WHAT IS BEING ASKED:
Repeat the records below exactly as they appear.

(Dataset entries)
— Begin —
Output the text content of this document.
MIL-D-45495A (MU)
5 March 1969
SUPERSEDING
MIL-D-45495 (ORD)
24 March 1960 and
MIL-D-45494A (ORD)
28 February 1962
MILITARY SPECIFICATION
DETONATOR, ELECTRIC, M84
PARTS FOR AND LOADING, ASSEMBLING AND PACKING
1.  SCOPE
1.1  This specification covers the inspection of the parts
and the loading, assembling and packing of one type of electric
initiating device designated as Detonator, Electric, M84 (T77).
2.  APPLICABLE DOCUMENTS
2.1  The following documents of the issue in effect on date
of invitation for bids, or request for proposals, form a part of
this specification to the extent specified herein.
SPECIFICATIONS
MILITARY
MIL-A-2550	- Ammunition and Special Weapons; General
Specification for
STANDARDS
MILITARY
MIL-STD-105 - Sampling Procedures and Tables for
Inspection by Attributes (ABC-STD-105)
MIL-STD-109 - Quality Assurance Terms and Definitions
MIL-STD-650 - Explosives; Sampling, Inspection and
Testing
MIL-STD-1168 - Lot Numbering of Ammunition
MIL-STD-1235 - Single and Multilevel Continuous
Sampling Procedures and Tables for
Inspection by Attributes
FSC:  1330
— End —
SOLUTION FOR THIS TASK:
Output the text content of this document.
MIL-D-45495A (MU)
5 March 1969
SUPERSEDING
MIL-D-45495 (ORD)
24 March 1960 and
MIL-D-45494A (ORD)
28 February 1962
MILITARY SPECIFICATION
DETONATOR, ELECTRIC, M84
PARTS FOR AND LOADING, ASSEMBLING AND PACKING
1.  SCOPE
1.1  This specification covers the inspection of the parts
and the loading, assembling and packing of one type of electric
initiating device designated as Detonator, Electric, M84 (T77).
2.  APPLICABLE DOCUMENTS
2.1  The following documents of the issue in effect on date
of invitation for bids, or request for proposals, form a part of
this specification to the extent specified herein.
SPECIFICATIONS
MILITARY
MIL-A-2550	- Ammunition and Special Weapons; General
Specification for
STANDARDS
MILITARY
MIL-STD-105 - Sampling Procedures and Tables for
Inspection by Attributes (ABC-STD-105)
MIL-STD-109 - Quality Assurance Terms and Definitions
MIL-STD-650 - Explosives; Sampling, Inspection and
Testing
MIL-STD-1168 - Lot Numbering of Ammunition
MIL-STD-1235 - Single and Multilevel Continuous
Sampling Procedures and Tables for
Inspection by Attributes
FSC:  1330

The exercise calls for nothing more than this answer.